### Instructions to follow
Take each line that has the word "structure" and return it.

Items from a figure collection
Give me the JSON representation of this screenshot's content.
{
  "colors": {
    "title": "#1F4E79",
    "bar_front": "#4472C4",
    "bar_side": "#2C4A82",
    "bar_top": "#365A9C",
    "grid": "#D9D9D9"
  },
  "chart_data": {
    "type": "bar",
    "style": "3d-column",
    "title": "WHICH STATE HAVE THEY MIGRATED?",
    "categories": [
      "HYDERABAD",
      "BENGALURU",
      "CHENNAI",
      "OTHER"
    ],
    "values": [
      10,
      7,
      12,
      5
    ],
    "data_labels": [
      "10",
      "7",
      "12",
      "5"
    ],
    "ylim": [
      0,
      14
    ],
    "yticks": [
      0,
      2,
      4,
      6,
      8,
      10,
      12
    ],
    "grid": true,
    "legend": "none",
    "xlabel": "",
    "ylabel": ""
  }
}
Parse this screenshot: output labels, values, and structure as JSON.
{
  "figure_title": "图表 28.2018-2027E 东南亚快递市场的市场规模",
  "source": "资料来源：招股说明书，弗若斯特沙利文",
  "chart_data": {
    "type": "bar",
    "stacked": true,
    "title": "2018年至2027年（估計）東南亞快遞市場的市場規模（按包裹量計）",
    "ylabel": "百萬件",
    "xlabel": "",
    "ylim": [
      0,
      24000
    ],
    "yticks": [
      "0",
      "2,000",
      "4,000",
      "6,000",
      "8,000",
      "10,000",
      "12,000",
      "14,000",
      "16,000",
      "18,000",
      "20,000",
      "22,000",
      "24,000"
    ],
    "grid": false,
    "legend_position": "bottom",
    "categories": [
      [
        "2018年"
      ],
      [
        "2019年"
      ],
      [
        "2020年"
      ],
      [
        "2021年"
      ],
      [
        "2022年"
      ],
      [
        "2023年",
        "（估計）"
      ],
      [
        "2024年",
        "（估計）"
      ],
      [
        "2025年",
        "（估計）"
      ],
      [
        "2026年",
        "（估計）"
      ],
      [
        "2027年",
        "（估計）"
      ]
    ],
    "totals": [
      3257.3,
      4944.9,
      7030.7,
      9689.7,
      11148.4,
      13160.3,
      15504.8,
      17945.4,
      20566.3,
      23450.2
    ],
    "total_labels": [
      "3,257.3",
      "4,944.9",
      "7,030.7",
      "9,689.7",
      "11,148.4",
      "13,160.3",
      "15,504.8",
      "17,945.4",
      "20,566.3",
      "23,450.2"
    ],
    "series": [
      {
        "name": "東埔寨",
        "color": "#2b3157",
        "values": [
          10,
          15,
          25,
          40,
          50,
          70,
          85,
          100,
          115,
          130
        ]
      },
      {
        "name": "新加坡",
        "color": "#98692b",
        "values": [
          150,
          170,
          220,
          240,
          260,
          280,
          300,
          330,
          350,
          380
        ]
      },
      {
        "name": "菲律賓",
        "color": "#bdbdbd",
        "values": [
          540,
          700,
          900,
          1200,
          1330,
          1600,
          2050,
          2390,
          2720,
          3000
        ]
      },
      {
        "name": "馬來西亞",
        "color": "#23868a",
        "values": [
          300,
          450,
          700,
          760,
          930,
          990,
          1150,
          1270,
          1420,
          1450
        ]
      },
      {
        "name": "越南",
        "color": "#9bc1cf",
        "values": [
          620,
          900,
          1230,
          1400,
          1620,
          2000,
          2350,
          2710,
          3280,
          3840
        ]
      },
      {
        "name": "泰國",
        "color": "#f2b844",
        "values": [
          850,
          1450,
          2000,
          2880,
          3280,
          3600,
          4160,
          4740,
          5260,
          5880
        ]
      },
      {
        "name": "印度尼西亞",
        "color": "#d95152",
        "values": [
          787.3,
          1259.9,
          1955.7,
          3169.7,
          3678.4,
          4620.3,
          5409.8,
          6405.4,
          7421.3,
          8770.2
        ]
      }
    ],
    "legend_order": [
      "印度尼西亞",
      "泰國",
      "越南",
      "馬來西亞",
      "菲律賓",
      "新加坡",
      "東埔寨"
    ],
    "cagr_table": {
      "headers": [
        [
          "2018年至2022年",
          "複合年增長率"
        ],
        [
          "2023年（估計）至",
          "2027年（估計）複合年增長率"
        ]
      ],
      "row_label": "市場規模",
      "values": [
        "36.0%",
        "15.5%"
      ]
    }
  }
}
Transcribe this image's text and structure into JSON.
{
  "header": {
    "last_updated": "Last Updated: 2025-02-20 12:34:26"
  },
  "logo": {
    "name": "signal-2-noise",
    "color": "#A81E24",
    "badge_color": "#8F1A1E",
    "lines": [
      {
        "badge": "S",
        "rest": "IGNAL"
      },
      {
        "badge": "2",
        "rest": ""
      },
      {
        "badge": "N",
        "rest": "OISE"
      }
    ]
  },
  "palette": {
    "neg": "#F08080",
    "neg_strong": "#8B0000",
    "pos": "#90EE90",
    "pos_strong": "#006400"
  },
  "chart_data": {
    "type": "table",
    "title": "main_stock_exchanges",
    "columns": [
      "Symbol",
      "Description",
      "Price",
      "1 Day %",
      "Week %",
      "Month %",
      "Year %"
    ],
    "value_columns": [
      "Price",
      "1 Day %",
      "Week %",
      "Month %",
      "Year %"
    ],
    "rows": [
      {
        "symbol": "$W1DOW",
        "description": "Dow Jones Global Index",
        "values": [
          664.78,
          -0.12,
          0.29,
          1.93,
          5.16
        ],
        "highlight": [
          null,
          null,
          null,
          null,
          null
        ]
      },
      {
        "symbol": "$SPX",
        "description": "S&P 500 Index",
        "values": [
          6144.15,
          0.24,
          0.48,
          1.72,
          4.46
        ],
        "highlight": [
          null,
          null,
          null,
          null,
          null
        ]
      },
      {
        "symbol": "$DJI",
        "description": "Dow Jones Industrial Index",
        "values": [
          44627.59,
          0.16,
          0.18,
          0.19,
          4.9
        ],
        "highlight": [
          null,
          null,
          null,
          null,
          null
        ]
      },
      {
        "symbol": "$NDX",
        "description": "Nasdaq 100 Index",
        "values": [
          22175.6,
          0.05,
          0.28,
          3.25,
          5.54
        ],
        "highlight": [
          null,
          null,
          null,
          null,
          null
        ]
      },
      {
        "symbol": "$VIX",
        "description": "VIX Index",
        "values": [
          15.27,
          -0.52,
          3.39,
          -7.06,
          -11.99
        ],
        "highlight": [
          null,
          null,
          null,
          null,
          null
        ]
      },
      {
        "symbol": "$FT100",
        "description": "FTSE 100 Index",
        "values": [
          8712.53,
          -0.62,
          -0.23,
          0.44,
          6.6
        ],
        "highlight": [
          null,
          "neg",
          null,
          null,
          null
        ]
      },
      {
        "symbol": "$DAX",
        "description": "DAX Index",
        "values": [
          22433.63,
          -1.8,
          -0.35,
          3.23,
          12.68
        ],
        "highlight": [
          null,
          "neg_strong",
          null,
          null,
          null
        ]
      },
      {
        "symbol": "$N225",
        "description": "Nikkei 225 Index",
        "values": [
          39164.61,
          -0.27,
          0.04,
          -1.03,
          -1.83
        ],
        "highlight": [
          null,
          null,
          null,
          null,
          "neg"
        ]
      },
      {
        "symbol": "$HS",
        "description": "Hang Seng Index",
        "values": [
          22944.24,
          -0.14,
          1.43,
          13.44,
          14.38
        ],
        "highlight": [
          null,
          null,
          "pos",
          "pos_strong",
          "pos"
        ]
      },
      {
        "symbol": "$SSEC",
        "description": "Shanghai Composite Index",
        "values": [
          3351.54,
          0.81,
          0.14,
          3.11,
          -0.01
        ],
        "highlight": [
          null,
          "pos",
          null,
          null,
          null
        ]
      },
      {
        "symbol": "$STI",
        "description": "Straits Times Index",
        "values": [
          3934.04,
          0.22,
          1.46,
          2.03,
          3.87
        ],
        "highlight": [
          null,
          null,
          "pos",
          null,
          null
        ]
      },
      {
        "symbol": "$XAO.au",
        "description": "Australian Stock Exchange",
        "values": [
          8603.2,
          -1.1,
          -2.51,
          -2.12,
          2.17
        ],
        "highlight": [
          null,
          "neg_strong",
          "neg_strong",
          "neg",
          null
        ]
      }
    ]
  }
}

### Written solution
Parse this screenshot: output labels, values, and structure as JSON.
Transcribe this image's text and structure into JSON.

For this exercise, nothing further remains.